== Data extract
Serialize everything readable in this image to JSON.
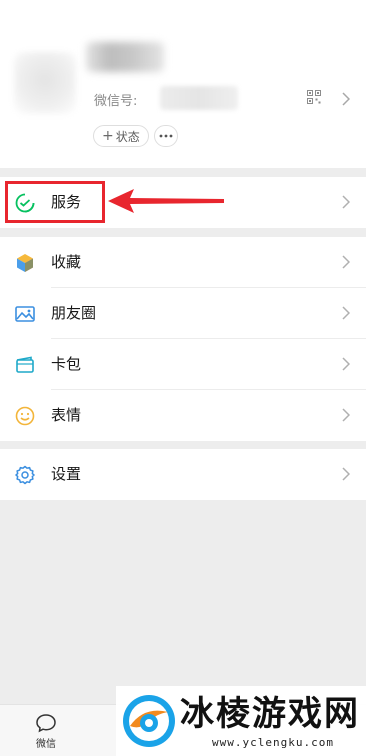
{
  "profile": {
    "wechat_id_label": "微信号:",
    "status_label": "状态",
    "more_label": "···"
  },
  "menu": {
    "services": "服务",
    "favorites": "收藏",
    "moments": "朋友圈",
    "cards": "卡包",
    "stickers": "表情",
    "settings": "设置"
  },
  "tabbar": {
    "chats": "微信"
  },
  "watermark": {
    "title": "冰棱游戏网",
    "url": "www.yclengku.com"
  },
  "colors": {
    "highlight": "#e8262e",
    "accent_green": "#07c160"
  }
}
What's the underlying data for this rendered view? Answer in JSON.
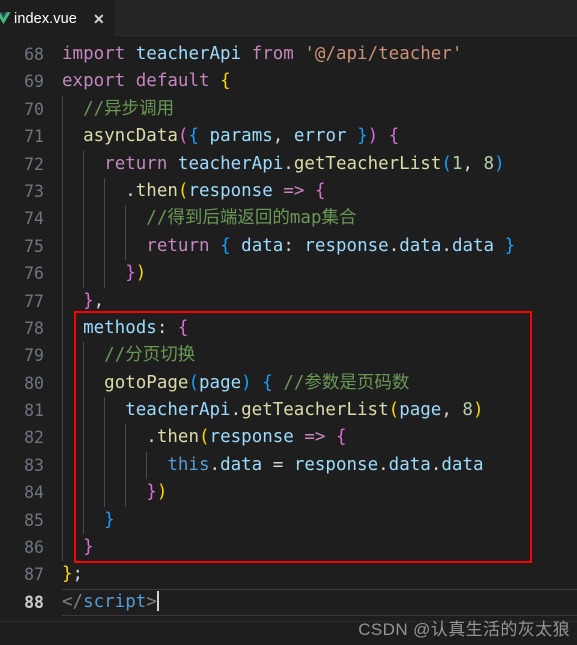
{
  "window": {
    "background": "#1e1e1e",
    "tabbar_background": "#252526"
  },
  "tabbar": {
    "tabs": [
      {
        "label": "index.vue",
        "icon": "vue-file-icon",
        "close_label": "✕",
        "active": true
      }
    ]
  },
  "editor": {
    "language": "vue",
    "first_visible_line": 68,
    "last_visible_line": 88,
    "current_line": 88,
    "cursor": {
      "line": 88,
      "column": 10
    },
    "lines": [
      {
        "number": "68",
        "indent_guides": 0,
        "tokens": [
          {
            "text": "import",
            "cls": "t-key"
          },
          {
            "text": " ",
            "cls": "t-pun"
          },
          {
            "text": "teacherApi",
            "cls": "t-var"
          },
          {
            "text": " ",
            "cls": "t-pun"
          },
          {
            "text": "from",
            "cls": "t-key"
          },
          {
            "text": " ",
            "cls": "t-pun"
          },
          {
            "text": "'@/api/teacher'",
            "cls": "t-str"
          }
        ]
      },
      {
        "number": "69",
        "indent_guides": 0,
        "tokens": [
          {
            "text": "export",
            "cls": "t-key"
          },
          {
            "text": " ",
            "cls": "t-pun"
          },
          {
            "text": "default",
            "cls": "t-key"
          },
          {
            "text": " ",
            "cls": "t-pun"
          },
          {
            "text": "{",
            "cls": "t-b1"
          }
        ]
      },
      {
        "number": "70",
        "indent_guides": 1,
        "tokens": [
          {
            "text": "  ",
            "cls": "t-pun"
          },
          {
            "text": "//异步调用",
            "cls": "t-com"
          }
        ]
      },
      {
        "number": "71",
        "indent_guides": 1,
        "tokens": [
          {
            "text": "  ",
            "cls": "t-pun"
          },
          {
            "text": "asyncData",
            "cls": "t-fn"
          },
          {
            "text": "(",
            "cls": "t-b2"
          },
          {
            "text": "{",
            "cls": "t-b3"
          },
          {
            "text": " ",
            "cls": "t-pun"
          },
          {
            "text": "params",
            "cls": "t-var"
          },
          {
            "text": ", ",
            "cls": "t-pun"
          },
          {
            "text": "error",
            "cls": "t-var"
          },
          {
            "text": " ",
            "cls": "t-pun"
          },
          {
            "text": "}",
            "cls": "t-b3"
          },
          {
            "text": ")",
            "cls": "t-b2"
          },
          {
            "text": " ",
            "cls": "t-pun"
          },
          {
            "text": "{",
            "cls": "t-b2"
          }
        ]
      },
      {
        "number": "72",
        "indent_guides": 2,
        "tokens": [
          {
            "text": "    ",
            "cls": "t-pun"
          },
          {
            "text": "return",
            "cls": "t-key"
          },
          {
            "text": " ",
            "cls": "t-pun"
          },
          {
            "text": "teacherApi",
            "cls": "t-var"
          },
          {
            "text": ".",
            "cls": "t-pun"
          },
          {
            "text": "getTeacherList",
            "cls": "t-fn"
          },
          {
            "text": "(",
            "cls": "t-b3"
          },
          {
            "text": "1",
            "cls": "t-num"
          },
          {
            "text": ", ",
            "cls": "t-pun"
          },
          {
            "text": "8",
            "cls": "t-num"
          },
          {
            "text": ")",
            "cls": "t-b3"
          }
        ]
      },
      {
        "number": "73",
        "indent_guides": 3,
        "tokens": [
          {
            "text": "      ",
            "cls": "t-pun"
          },
          {
            "text": ".",
            "cls": "t-pun"
          },
          {
            "text": "then",
            "cls": "t-fn"
          },
          {
            "text": "(",
            "cls": "t-b1"
          },
          {
            "text": "response",
            "cls": "t-var"
          },
          {
            "text": " ",
            "cls": "t-pun"
          },
          {
            "text": "=>",
            "cls": "t-key"
          },
          {
            "text": " ",
            "cls": "t-pun"
          },
          {
            "text": "{",
            "cls": "t-b2"
          }
        ]
      },
      {
        "number": "74",
        "indent_guides": 4,
        "tokens": [
          {
            "text": "        ",
            "cls": "t-pun"
          },
          {
            "text": "//得到后端返回的map集合",
            "cls": "t-com"
          }
        ]
      },
      {
        "number": "75",
        "indent_guides": 4,
        "tokens": [
          {
            "text": "        ",
            "cls": "t-pun"
          },
          {
            "text": "return",
            "cls": "t-key"
          },
          {
            "text": " ",
            "cls": "t-pun"
          },
          {
            "text": "{",
            "cls": "t-b3"
          },
          {
            "text": " ",
            "cls": "t-pun"
          },
          {
            "text": "data",
            "cls": "t-var"
          },
          {
            "text": ": ",
            "cls": "t-pun"
          },
          {
            "text": "response",
            "cls": "t-var"
          },
          {
            "text": ".",
            "cls": "t-pun"
          },
          {
            "text": "data",
            "cls": "t-prop"
          },
          {
            "text": ".",
            "cls": "t-pun"
          },
          {
            "text": "data",
            "cls": "t-prop"
          },
          {
            "text": " ",
            "cls": "t-pun"
          },
          {
            "text": "}",
            "cls": "t-b3"
          }
        ]
      },
      {
        "number": "76",
        "indent_guides": 3,
        "tokens": [
          {
            "text": "      ",
            "cls": "t-pun"
          },
          {
            "text": "}",
            "cls": "t-b2"
          },
          {
            "text": ")",
            "cls": "t-b1"
          }
        ]
      },
      {
        "number": "77",
        "indent_guides": 1,
        "tokens": [
          {
            "text": "  ",
            "cls": "t-pun"
          },
          {
            "text": "}",
            "cls": "t-b2"
          },
          {
            "text": ",",
            "cls": "t-pun"
          }
        ]
      },
      {
        "number": "78",
        "indent_guides": 1,
        "tokens": [
          {
            "text": "  ",
            "cls": "t-pun"
          },
          {
            "text": "methods",
            "cls": "t-var"
          },
          {
            "text": ": ",
            "cls": "t-pun"
          },
          {
            "text": "{",
            "cls": "t-b2"
          }
        ]
      },
      {
        "number": "79",
        "indent_guides": 2,
        "tokens": [
          {
            "text": "    ",
            "cls": "t-pun"
          },
          {
            "text": "//分页切换",
            "cls": "t-com"
          }
        ]
      },
      {
        "number": "80",
        "indent_guides": 2,
        "tokens": [
          {
            "text": "    ",
            "cls": "t-pun"
          },
          {
            "text": "gotoPage",
            "cls": "t-fn"
          },
          {
            "text": "(",
            "cls": "t-b3"
          },
          {
            "text": "page",
            "cls": "t-var"
          },
          {
            "text": ")",
            "cls": "t-b3"
          },
          {
            "text": " ",
            "cls": "t-pun"
          },
          {
            "text": "{",
            "cls": "t-b3"
          },
          {
            "text": " ",
            "cls": "t-pun"
          },
          {
            "text": "//参数是页码数",
            "cls": "t-com"
          }
        ]
      },
      {
        "number": "81",
        "indent_guides": 3,
        "tokens": [
          {
            "text": "      ",
            "cls": "t-pun"
          },
          {
            "text": "teacherApi",
            "cls": "t-var"
          },
          {
            "text": ".",
            "cls": "t-pun"
          },
          {
            "text": "getTeacherList",
            "cls": "t-fn"
          },
          {
            "text": "(",
            "cls": "t-b1"
          },
          {
            "text": "page",
            "cls": "t-var"
          },
          {
            "text": ", ",
            "cls": "t-pun"
          },
          {
            "text": "8",
            "cls": "t-num"
          },
          {
            "text": ")",
            "cls": "t-b1"
          }
        ]
      },
      {
        "number": "82",
        "indent_guides": 4,
        "tokens": [
          {
            "text": "        ",
            "cls": "t-pun"
          },
          {
            "text": ".",
            "cls": "t-pun"
          },
          {
            "text": "then",
            "cls": "t-fn"
          },
          {
            "text": "(",
            "cls": "t-b1"
          },
          {
            "text": "response",
            "cls": "t-var"
          },
          {
            "text": " ",
            "cls": "t-pun"
          },
          {
            "text": "=>",
            "cls": "t-key"
          },
          {
            "text": " ",
            "cls": "t-pun"
          },
          {
            "text": "{",
            "cls": "t-b2"
          }
        ]
      },
      {
        "number": "83",
        "indent_guides": 5,
        "tokens": [
          {
            "text": "          ",
            "cls": "t-pun"
          },
          {
            "text": "this",
            "cls": "t-this"
          },
          {
            "text": ".",
            "cls": "t-pun"
          },
          {
            "text": "data",
            "cls": "t-prop"
          },
          {
            "text": " = ",
            "cls": "t-pun"
          },
          {
            "text": "response",
            "cls": "t-var"
          },
          {
            "text": ".",
            "cls": "t-pun"
          },
          {
            "text": "data",
            "cls": "t-prop"
          },
          {
            "text": ".",
            "cls": "t-pun"
          },
          {
            "text": "data",
            "cls": "t-prop"
          }
        ]
      },
      {
        "number": "84",
        "indent_guides": 4,
        "tokens": [
          {
            "text": "        ",
            "cls": "t-pun"
          },
          {
            "text": "}",
            "cls": "t-b2"
          },
          {
            "text": ")",
            "cls": "t-b1"
          }
        ]
      },
      {
        "number": "85",
        "indent_guides": 2,
        "tokens": [
          {
            "text": "    ",
            "cls": "t-pun"
          },
          {
            "text": "}",
            "cls": "t-b3"
          }
        ]
      },
      {
        "number": "86",
        "indent_guides": 1,
        "tokens": [
          {
            "text": "  ",
            "cls": "t-pun"
          },
          {
            "text": "}",
            "cls": "t-b2"
          }
        ]
      },
      {
        "number": "87",
        "indent_guides": 0,
        "tokens": [
          {
            "text": "}",
            "cls": "t-b1"
          },
          {
            "text": ";",
            "cls": "t-pun"
          }
        ]
      },
      {
        "number": "88",
        "indent_guides": 0,
        "current": true,
        "tokens": [
          {
            "text": "</",
            "cls": "t-tagpun"
          },
          {
            "text": "script",
            "cls": "t-tag"
          },
          {
            "text": ">",
            "cls": "t-tagpun"
          }
        ]
      }
    ]
  },
  "annotation": {
    "shape": "rectangle",
    "color": "#ff0000",
    "covers_lines": "78-86"
  },
  "watermark": {
    "text": "CSDN @认真生活的灰太狼"
  }
}
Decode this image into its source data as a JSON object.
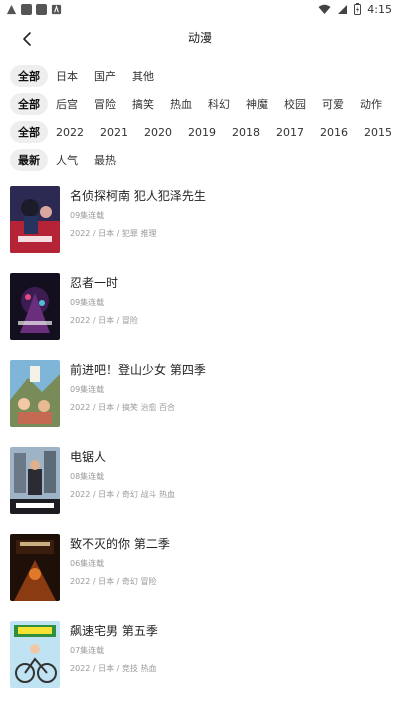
====
--- Aim of the exercise ---
Which lines contain the word "JSON"? Copy each one.

--- Task solution ---
Serialize everything readable in this image to JSON.
What's the underlying data for this rendered view? Answer in JSON.
Decode this image into its source data as a JSON object.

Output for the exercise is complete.